### Task description
Write out the material exactly, with the pictures left out.
── Exercise inputs
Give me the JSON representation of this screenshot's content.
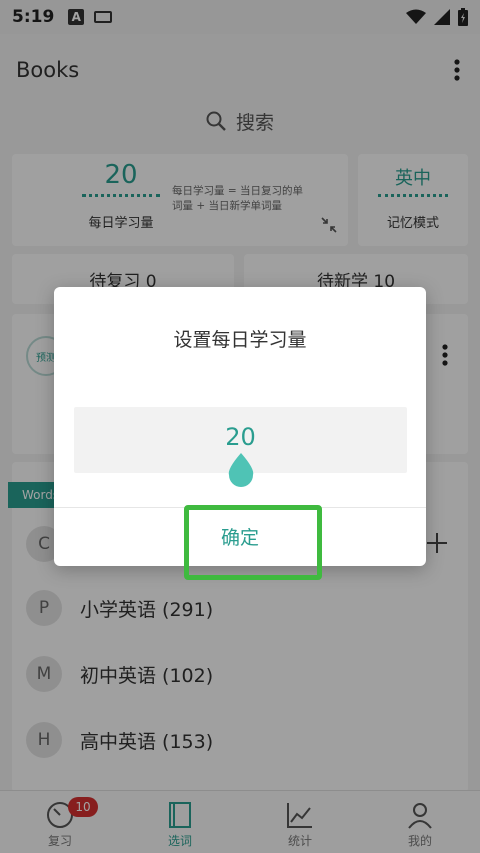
{
  "status_bar": {
    "time": "5:19",
    "notif_a": "A"
  },
  "app_bar": {
    "title": "Books"
  },
  "search": {
    "label": "搜索"
  },
  "daily": {
    "value": "20",
    "label": "每日学习量",
    "description": "每日学习量 = 当日复习的单词量 + 当日新学单词量"
  },
  "mode": {
    "value": "英中",
    "label": "记忆模式"
  },
  "counts": {
    "review": "待复习 0",
    "new_words": "待新学 10"
  },
  "book_card": {
    "preview": "预测"
  },
  "wordlists": {
    "tag": "Words",
    "first_letter": "C",
    "items": [
      {
        "letter": "P",
        "name": "小学英语 (291)"
      },
      {
        "letter": "M",
        "name": "初中英语 (102)"
      },
      {
        "letter": "H",
        "name": "高中英语 (153)"
      }
    ]
  },
  "bottom_nav": {
    "badge": "10",
    "items": [
      {
        "label": "复习",
        "icon": "clock-icon"
      },
      {
        "label": "选词",
        "icon": "book-icon"
      },
      {
        "label": "统计",
        "icon": "chart-icon"
      },
      {
        "label": "我的",
        "icon": "person-icon"
      }
    ]
  },
  "dialog": {
    "title": "设置每日学习量",
    "value": "20",
    "confirm": "确定"
  },
  "colors": {
    "accent": "#2a9d8f",
    "highlight": "#3fba3f",
    "badge": "#d32f2f"
  }
}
────
### Expected output
Give me the JSON representation of this screenshot's content.
{
  "status_bar": {
    "time": "5:19",
    "notif_a": "A"
  },
  "app_bar": {
    "title": "Books"
  },
  "search": {
    "label": "搜索"
  },
  "daily": {
    "value": "20",
    "label": "每日学习量",
    "description": "每日学习量 = 当日复习的单词量 + 当日新学单词量"
  },
  "mode": {
    "value": "英中",
    "label": "记忆模式"
  },
  "counts": {
    "review": "待复习 0",
    "new_words": "待新学 10"
  },
  "book_card": {
    "preview": "预测"
  },
  "wordlists": {
    "tag": "Words",
    "first_letter": "C",
    "items": [
      {
        "letter": "P",
        "name": "小学英语 (291)"
      },
      {
        "letter": "M",
        "name": "初中英语 (102)"
      },
      {
        "letter": "H",
        "name": "高中英语 (153)"
      }
    ]
  },
  "bottom_nav": {
    "badge": "10",
    "items": [
      {
        "label": "复习",
        "icon": "clock-icon"
      },
      {
        "label": "选词",
        "icon": "book-icon"
      },
      {
        "label": "统计",
        "icon": "chart-icon"
      },
      {
        "label": "我的",
        "icon": "person-icon"
      }
    ]
  },
  "dialog": {
    "title": "设置每日学习量",
    "value": "20",
    "confirm": "确定"
  },
  "colors": {
    "accent": "#2a9d8f",
    "highlight": "#3fba3f",
    "badge": "#d32f2f"
  }
}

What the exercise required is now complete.